** Records supplied **
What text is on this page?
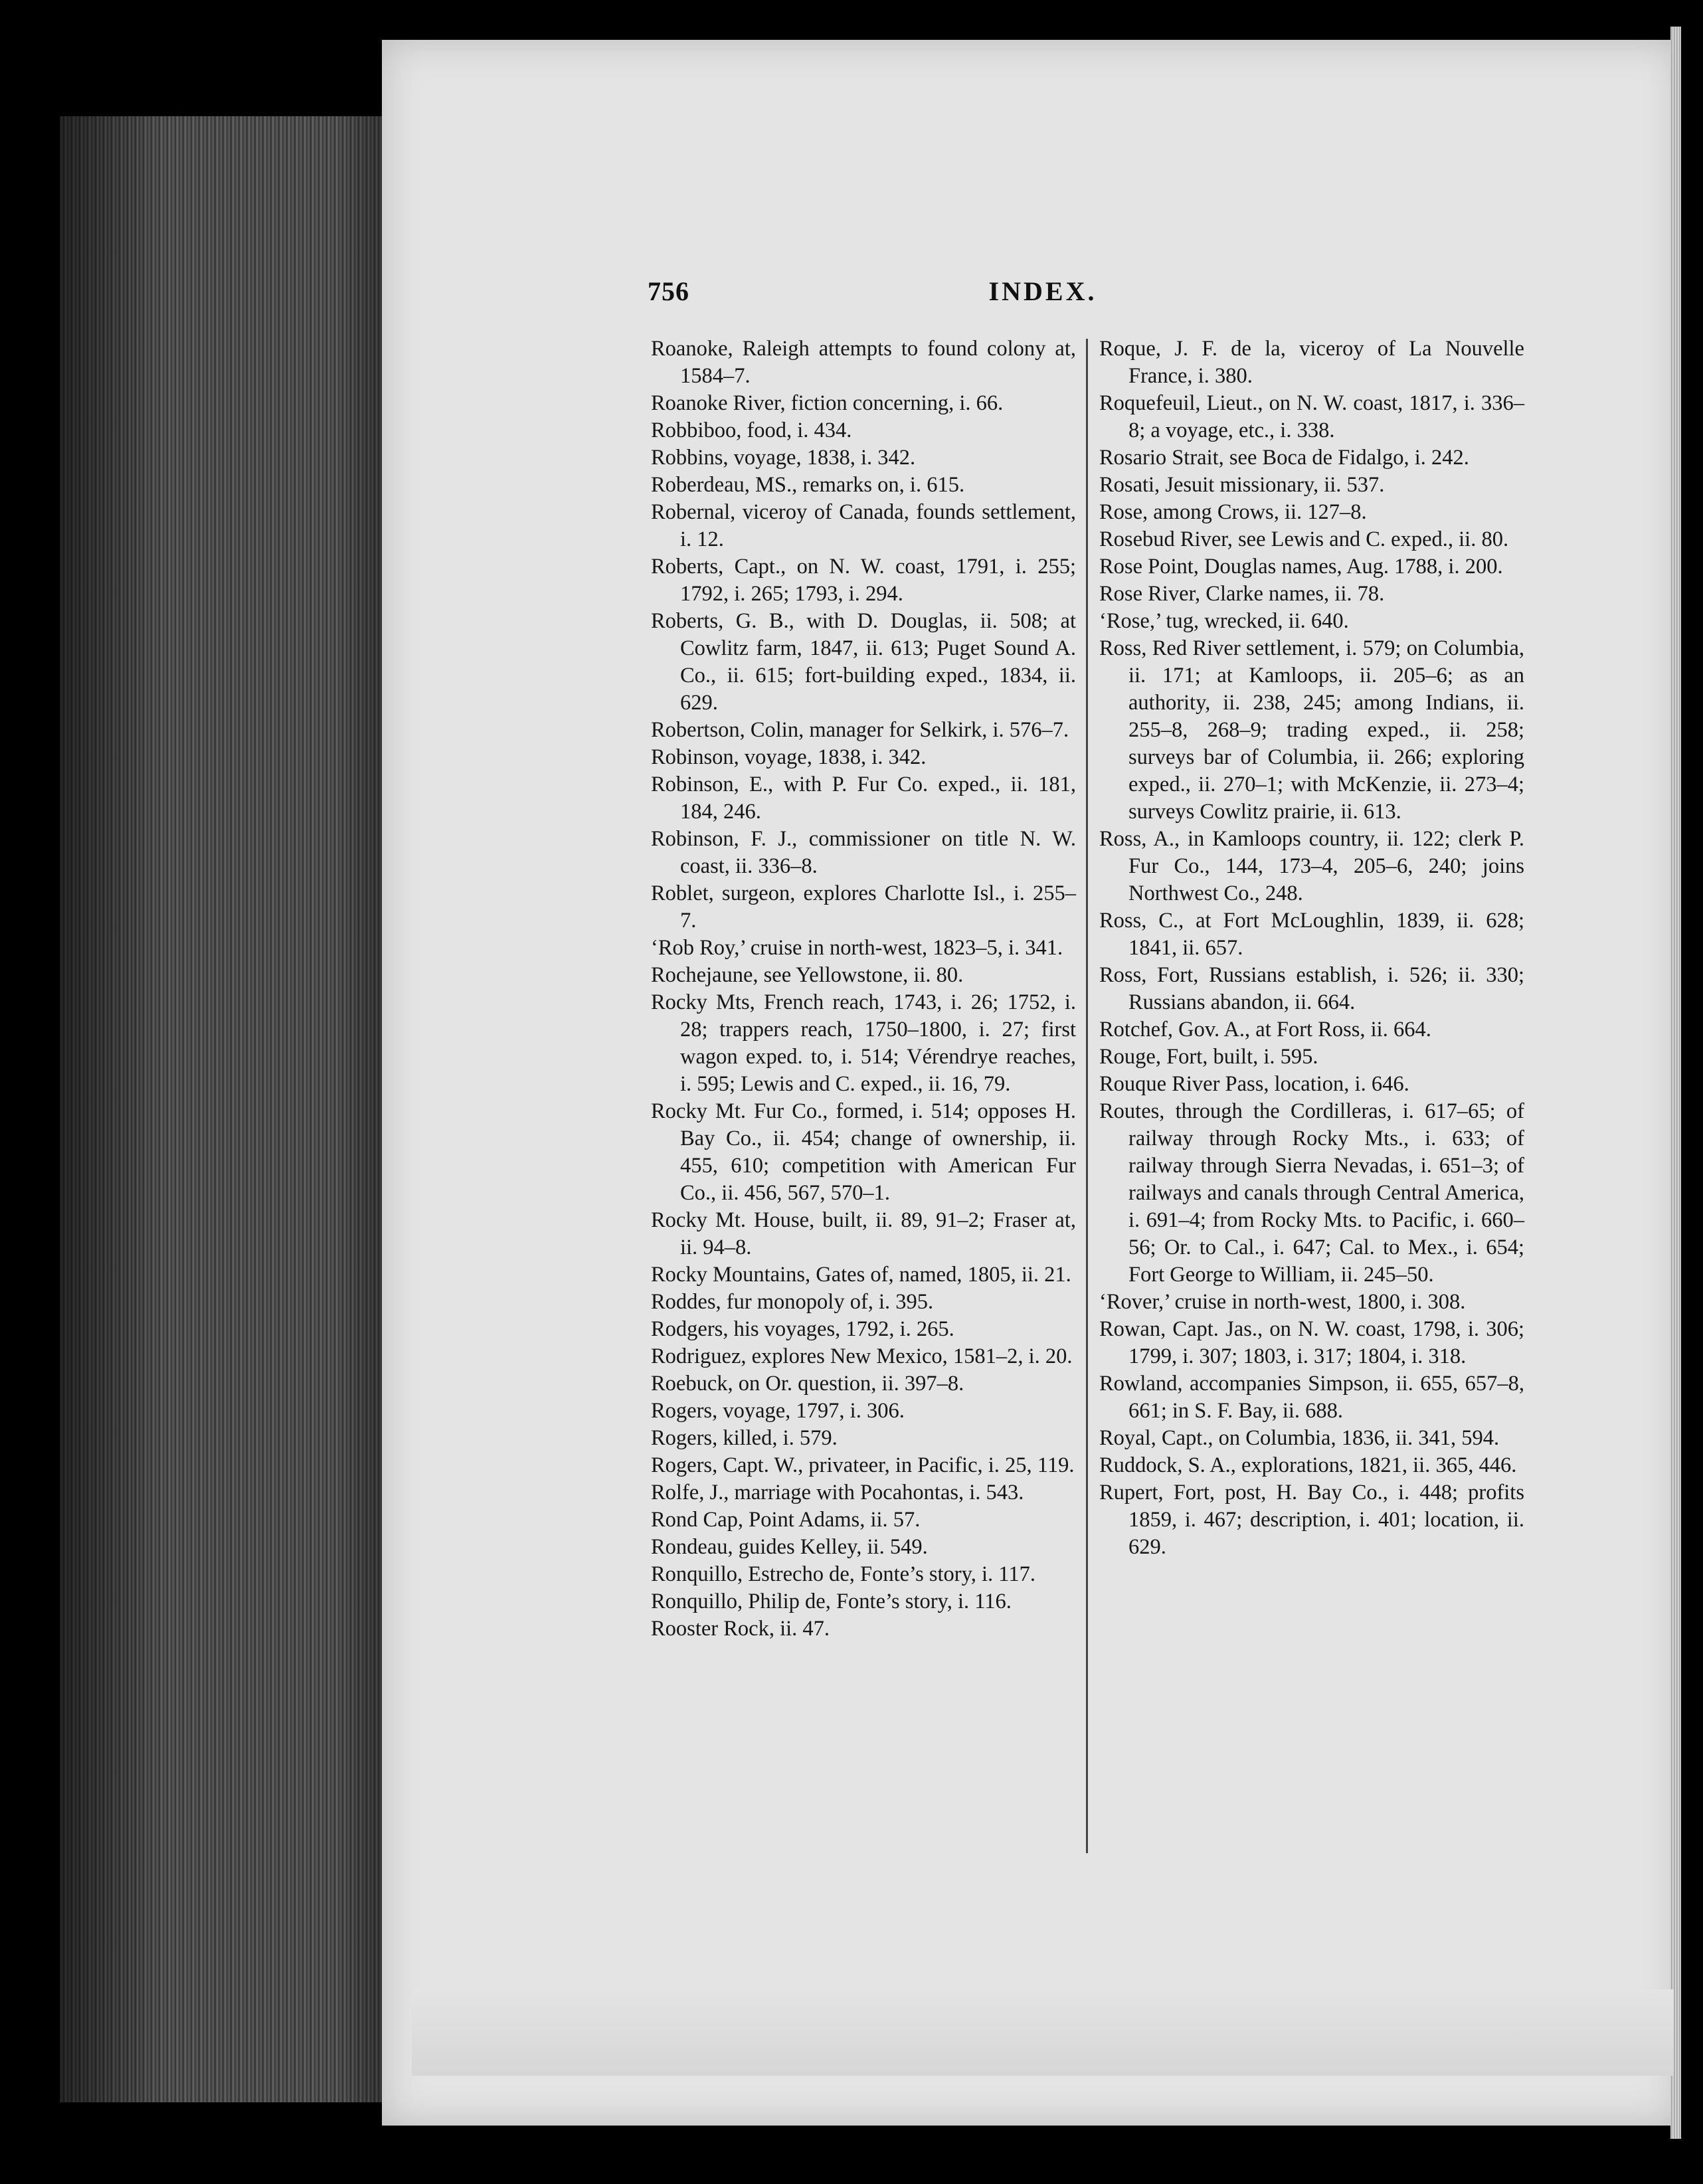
756	INDEX.

Roanoke, Raleigh attempts to found colony at, 1584–7.

Roanoke River, fiction concerning, i. 66.

Robbiboo, food, i. 434.

Robbins, voyage, 1838, i. 342.

Roberdeau, MS., remarks on, i. 615.

Robernal, viceroy of Canada, founds settlement, i. 12.

Roberts, Capt., on N. W. coast, 1791, i. 255; 1792, i. 265; 1793, i. 294.

Roberts, G. B., with D. Douglas, ii. 508; at Cowlitz farm, 1847, ii. 613; Puget Sound A. Co., ii. 615; fort-building exped., 1834, ii. 629.

Robertson, Colin, manager for Selkirk, i. 576–7.

Robinson, voyage, 1838, i. 342.

Robinson, E., with P. Fur Co. exped., ii. 181, 184, 246.

Robinson, F. J., commissioner on title N. W. coast, ii. 336–8.

Roblet, surgeon, explores Charlotte Isl., i. 255–7.

‘Rob Roy,’ cruise in north-west, 1823–5, i. 341.

Rochejaune, see Yellowstone, ii. 80.

Rocky Mts, French reach, 1743, i. 26; 1752, i. 28; trappers reach, 1750–1800, i. 27; first wagon exped. to, i. 514; Vérendrye reaches, i. 595; Lewis and C. exped., ii. 16, 79.

Rocky Mt. Fur Co., formed, i. 514; opposes H. Bay Co., ii. 454; change of ownership, ii. 455, 610; competition with American Fur Co., ii. 456, 567, 570–1.

Rocky Mt. House, built, ii. 89, 91–2; Fraser at, ii. 94–8.

Rocky Mountains, Gates of, named, 1805, ii. 21.

Roddes, fur monopoly of, i. 395.

Rodgers, his voyages, 1792, i. 265.

Rodriguez, explores New Mexico, 1581–2, i. 20.

Roebuck, on Or. question, ii. 397–8.

Rogers, voyage, 1797, i. 306.

Rogers, killed, i. 579.

Rogers, Capt. W., privateer, in Pacific, i. 25, 119.

Rolfe, J., marriage with Pocahontas, i. 543.

Rond Cap, Point Adams, ii. 57.

Rondeau, guides Kelley, ii. 549.

Ronquillo, Estrecho de, Fonte’s story, i. 117.

Ronquillo, Philip de, Fonte’s story, i. 116.

Rooster Rock, ii. 47.

Roque, J. F. de la, viceroy of La Nouvelle France, i. 380.

Roquefeuil, Lieut., on N. W. coast, 1817, i. 336–8; a voyage, etc., i. 338.

Rosario Strait, see Boca de Fidalgo, i. 242.

Rosati, Jesuit missionary, ii. 537.

Rose, among Crows, ii. 127–8.

Rosebud River, see Lewis and C. exped., ii. 80.

Rose Point, Douglas names, Aug. 1788, i. 200.

Rose River, Clarke names, ii. 78.

‘Rose,’ tug, wrecked, ii. 640.

Ross, Red River settlement, i. 579; on Columbia, ii. 171; at Kamloops, ii. 205–6; as an authority, ii. 238, 245; among Indians, ii. 255–8, 268–9; trading exped., ii. 258; surveys bar of Columbia, ii. 266; exploring exped., ii. 270–1; with McKenzie, ii. 273–4; surveys Cowlitz prairie, ii. 613.

Ross, A., in Kamloops country, ii. 122; clerk P. Fur Co., 144, 173–4, 205–6, 240; joins Northwest Co., 248.

Ross, C., at Fort McLoughlin, 1839, ii. 628; 1841, ii. 657.

Ross, Fort, Russians establish, i. 526; ii. 330; Russians abandon, ii. 664.

Rotchef, Gov. A., at Fort Ross, ii. 664.

Rouge, Fort, built, i. 595.

Rouque River Pass, location, i. 646.

Routes, through the Cordilleras, i. 617–65; of railway through Rocky Mts., i. 633; of railway through Sierra Nevadas, i. 651–3; of railways and canals through Central America, i. 691–4; from Rocky Mts. to Pacific, i. 660–56; Or. to Cal., i. 647; Cal. to Mex., i. 654; Fort George to William, ii. 245–50.

‘Rover,’ cruise in north-west, 1800, i. 308.

Rowan, Capt. Jas., on N. W. coast, 1798, i. 306; 1799, i. 307; 1803, i. 317; 1804, i. 318.

Rowland, accompanies Simpson, ii. 655, 657–8, 661; in S. F. Bay, ii. 688.

Royal, Capt., on Columbia, 1836, ii. 341, 594.

Ruddock, S. A., explorations, 1821, ii. 365, 446.

Rupert, Fort, post, H. Bay Co., i. 448; profits 1859, i. 467; description, i. 401; location, ii. 629.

** Work to complete **
Show every line of the listing in which the string "explores" can be found.

** Written response **
Roblet, surgeon, explores Charlotte Isl., i. 255–7.
Rodriguez, explores New Mexico, 1581–2, i. 20.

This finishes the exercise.